**What is required**
Please print all of the material below, word for word.

--- start of Dataset rows ---

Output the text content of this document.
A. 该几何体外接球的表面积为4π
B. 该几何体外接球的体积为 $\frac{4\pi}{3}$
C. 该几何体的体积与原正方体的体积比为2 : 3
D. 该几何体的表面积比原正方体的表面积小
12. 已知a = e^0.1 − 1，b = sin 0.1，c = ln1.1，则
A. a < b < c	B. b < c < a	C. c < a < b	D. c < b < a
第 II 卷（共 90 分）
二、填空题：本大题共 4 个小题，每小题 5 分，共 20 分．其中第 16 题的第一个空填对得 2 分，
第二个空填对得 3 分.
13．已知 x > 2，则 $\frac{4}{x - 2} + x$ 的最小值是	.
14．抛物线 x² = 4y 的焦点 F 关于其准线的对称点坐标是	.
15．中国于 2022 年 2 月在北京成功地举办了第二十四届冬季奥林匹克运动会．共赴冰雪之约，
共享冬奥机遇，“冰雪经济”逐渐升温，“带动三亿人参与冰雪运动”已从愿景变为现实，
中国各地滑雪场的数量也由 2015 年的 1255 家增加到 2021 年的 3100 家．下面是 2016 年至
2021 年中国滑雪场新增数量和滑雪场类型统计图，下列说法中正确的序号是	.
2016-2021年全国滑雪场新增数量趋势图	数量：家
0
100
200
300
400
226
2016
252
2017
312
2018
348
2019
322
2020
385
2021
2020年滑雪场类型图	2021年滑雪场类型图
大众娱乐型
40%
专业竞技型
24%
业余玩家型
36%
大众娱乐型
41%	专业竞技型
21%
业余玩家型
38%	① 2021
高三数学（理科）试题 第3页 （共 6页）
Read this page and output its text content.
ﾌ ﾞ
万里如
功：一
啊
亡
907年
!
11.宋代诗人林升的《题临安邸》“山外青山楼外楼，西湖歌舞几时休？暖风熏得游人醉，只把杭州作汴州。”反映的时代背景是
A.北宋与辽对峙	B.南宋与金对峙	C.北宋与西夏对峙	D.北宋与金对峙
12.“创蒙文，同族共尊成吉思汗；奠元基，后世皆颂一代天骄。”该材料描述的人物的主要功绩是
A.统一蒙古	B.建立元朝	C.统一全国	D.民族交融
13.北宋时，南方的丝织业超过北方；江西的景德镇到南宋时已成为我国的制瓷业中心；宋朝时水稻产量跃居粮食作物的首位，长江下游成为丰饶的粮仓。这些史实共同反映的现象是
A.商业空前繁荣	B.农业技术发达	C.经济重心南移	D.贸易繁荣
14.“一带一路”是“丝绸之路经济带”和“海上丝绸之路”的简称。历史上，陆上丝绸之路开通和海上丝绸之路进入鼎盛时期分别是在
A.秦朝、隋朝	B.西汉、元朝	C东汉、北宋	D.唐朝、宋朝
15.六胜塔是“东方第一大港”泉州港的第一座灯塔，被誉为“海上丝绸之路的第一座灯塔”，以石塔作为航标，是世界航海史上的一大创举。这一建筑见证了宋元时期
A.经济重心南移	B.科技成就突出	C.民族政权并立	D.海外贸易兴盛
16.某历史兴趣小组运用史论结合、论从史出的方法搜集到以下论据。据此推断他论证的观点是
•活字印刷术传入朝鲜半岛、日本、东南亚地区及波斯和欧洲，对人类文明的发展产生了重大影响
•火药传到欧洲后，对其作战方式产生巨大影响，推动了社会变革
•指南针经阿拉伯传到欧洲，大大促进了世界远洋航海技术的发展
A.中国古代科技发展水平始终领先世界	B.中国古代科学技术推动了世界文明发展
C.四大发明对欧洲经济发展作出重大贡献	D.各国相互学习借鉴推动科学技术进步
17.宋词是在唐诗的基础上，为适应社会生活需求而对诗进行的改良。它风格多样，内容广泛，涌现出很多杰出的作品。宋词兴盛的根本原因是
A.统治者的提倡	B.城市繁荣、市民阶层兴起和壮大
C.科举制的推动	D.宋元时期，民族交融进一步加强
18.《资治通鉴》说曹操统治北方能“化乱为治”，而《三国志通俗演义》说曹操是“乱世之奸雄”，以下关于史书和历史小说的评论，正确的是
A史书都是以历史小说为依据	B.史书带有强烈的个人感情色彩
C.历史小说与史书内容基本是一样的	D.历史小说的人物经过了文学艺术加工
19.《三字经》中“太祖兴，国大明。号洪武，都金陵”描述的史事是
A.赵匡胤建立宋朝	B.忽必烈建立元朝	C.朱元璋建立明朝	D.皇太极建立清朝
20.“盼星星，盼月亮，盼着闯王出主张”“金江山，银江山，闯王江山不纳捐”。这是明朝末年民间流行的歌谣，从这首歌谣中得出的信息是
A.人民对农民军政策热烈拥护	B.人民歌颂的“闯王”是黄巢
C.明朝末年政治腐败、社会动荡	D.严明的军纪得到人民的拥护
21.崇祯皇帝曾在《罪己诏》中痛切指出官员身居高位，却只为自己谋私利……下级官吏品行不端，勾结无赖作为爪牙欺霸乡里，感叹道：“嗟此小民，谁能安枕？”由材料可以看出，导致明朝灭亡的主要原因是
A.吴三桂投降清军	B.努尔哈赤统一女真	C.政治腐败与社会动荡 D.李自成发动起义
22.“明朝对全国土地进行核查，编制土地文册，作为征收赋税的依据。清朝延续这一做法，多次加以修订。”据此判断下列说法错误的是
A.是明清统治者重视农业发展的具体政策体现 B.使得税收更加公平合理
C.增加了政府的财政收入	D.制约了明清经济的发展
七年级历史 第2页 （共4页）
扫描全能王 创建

--- end of Dataset rows ---

**The solution**
Output the text content of this document.
A. 该几何体外接球的表面积为4π
B. 该几何体外接球的体积为 $\frac{4\pi}{3}$
C. 该几何体的体积与原正方体的体积比为2 : 3
D. 该几何体的表面积比原正方体的表面积小
12. 已知a = e^0.1 − 1，b = sin 0.1，c = ln1.1，则
A. a < b < c	B. b < c < a	C. c < a < b	D. c < b < a
第 II 卷（共 90 分）
二、填空题：本大题共 4 个小题，每小题 5 分，共 20 分．其中第 16 题的第一个空填对得 2 分，
第二个空填对得 3 分.
13．已知 x > 2，则 $\frac{4}{x - 2} + x$ 的最小值是	.
14．抛物线 x² = 4y 的焦点 F 关于其准线的对称点坐标是	.
15．中国于 2022 年 2 月在北京成功地举办了第二十四届冬季奥林匹克运动会．共赴冰雪之约，
共享冬奥机遇，“冰雪经济”逐渐升温，“带动三亿人参与冰雪运动”已从愿景变为现实，
中国各地滑雪场的数量也由 2015 年的 1255 家增加到 2021 年的 3100 家．下面是 2016 年至
2021 年中国滑雪场新增数量和滑雪场类型统计图，下列说法中正确的序号是	.
2016-2021年全国滑雪场新增数量趋势图	数量：家
0
100
200
300
400
226
2016
252
2017
312
2018
348
2019
322
2020
385
2021
2020年滑雪场类型图	2021年滑雪场类型图
大众娱乐型
40%
专业竞技型
24%
业余玩家型
36%
大众娱乐型
41%	专业竞技型
21%
业余玩家型
38%	① 2021
高三数学（理科）试题 第3页 （共 6页）
Read this page and output its text content.
ﾌ ﾞ
万里如
功：一
啊
亡
907年
!
11.宋代诗人林升的《题临安邸》“山外青山楼外楼，西湖歌舞几时休？暖风熏得游人醉，只把杭州作汴州。”反映的时代背景是
A.北宋与辽对峙	B.南宋与金对峙	C.北宋与西夏对峙	D.北宋与金对峙
12.“创蒙文，同族共尊成吉思汗；奠元基，后世皆颂一代天骄。”该材料描述的人物的主要功绩是
A.统一蒙古	B.建立元朝	C.统一全国	D.民族交融
13.北宋时，南方的丝织业超过北方；江西的景德镇到南宋时已成为我国的制瓷业中心；宋朝时水稻产量跃居粮食作物的首位，长江下游成为丰饶的粮仓。这些史实共同反映的现象是
A.商业空前繁荣	B.农业技术发达	C.经济重心南移	D.贸易繁荣
14.“一带一路”是“丝绸之路经济带”和“海上丝绸之路”的简称。历史上，陆上丝绸之路开通和海上丝绸之路进入鼎盛时期分别是在
A.秦朝、隋朝	B.西汉、元朝	C东汉、北宋	D.唐朝、宋朝
15.六胜塔是“东方第一大港”泉州港的第一座灯塔，被誉为“海上丝绸之路的第一座灯塔”，以石塔作为航标，是世界航海史上的一大创举。这一建筑见证了宋元时期
A.经济重心南移	B.科技成就突出	C.民族政权并立	D.海外贸易兴盛
16.某历史兴趣小组运用史论结合、论从史出的方法搜集到以下论据。据此推断他论证的观点是
•活字印刷术传入朝鲜半岛、日本、东南亚地区及波斯和欧洲，对人类文明的发展产生了重大影响
•火药传到欧洲后，对其作战方式产生巨大影响，推动了社会变革
•指南针经阿拉伯传到欧洲，大大促进了世界远洋航海技术的发展
A.中国古代科技发展水平始终领先世界	B.中国古代科学技术推动了世界文明发展
C.四大发明对欧洲经济发展作出重大贡献	D.各国相互学习借鉴推动科学技术进步
17.宋词是在唐诗的基础上，为适应社会生活需求而对诗进行的改良。它风格多样，内容广泛，涌现出很多杰出的作品。宋词兴盛的根本原因是
A.统治者的提倡	B.城市繁荣、市民阶层兴起和壮大
C.科举制的推动	D.宋元时期，民族交融进一步加强
18.《资治通鉴》说曹操统治北方能“化乱为治”，而《三国志通俗演义》说曹操是“乱世之奸雄”，以下关于史书和历史小说的评论，正确的是
A史书都是以历史小说为依据	B.史书带有强烈的个人感情色彩
C.历史小说与史书内容基本是一样的	D.历史小说的人物经过了文学艺术加工
19.《三字经》中“太祖兴，国大明。号洪武，都金陵”描述的史事是
A.赵匡胤建立宋朝	B.忽必烈建立元朝	C.朱元璋建立明朝	D.皇太极建立清朝
20.“盼星星，盼月亮，盼着闯王出主张”“金江山，银江山，闯王江山不纳捐”。这是明朝末年民间流行的歌谣，从这首歌谣中得出的信息是
A.人民对农民军政策热烈拥护	B.人民歌颂的“闯王”是黄巢
C.明朝末年政治腐败、社会动荡	D.严明的军纪得到人民的拥护
21.崇祯皇帝曾在《罪己诏》中痛切指出官员身居高位，却只为自己谋私利……下级官吏品行不端，勾结无赖作为爪牙欺霸乡里，感叹道：“嗟此小民，谁能安枕？”由材料可以看出，导致明朝灭亡的主要原因是
A.吴三桂投降清军	B.努尔哈赤统一女真	C.政治腐败与社会动荡 D.李自成发动起义
22.“明朝对全国土地进行核查，编制土地文册，作为征收赋税的依据。清朝延续这一做法，多次加以修订。”据此判断下列说法错误的是
A.是明清统治者重视农业发展的具体政策体现 B.使得税收更加公平合理
C.增加了政府的财政收入	D.制约了明清经济的发展
七年级历史 第2页 （共4页）
扫描全能王 创建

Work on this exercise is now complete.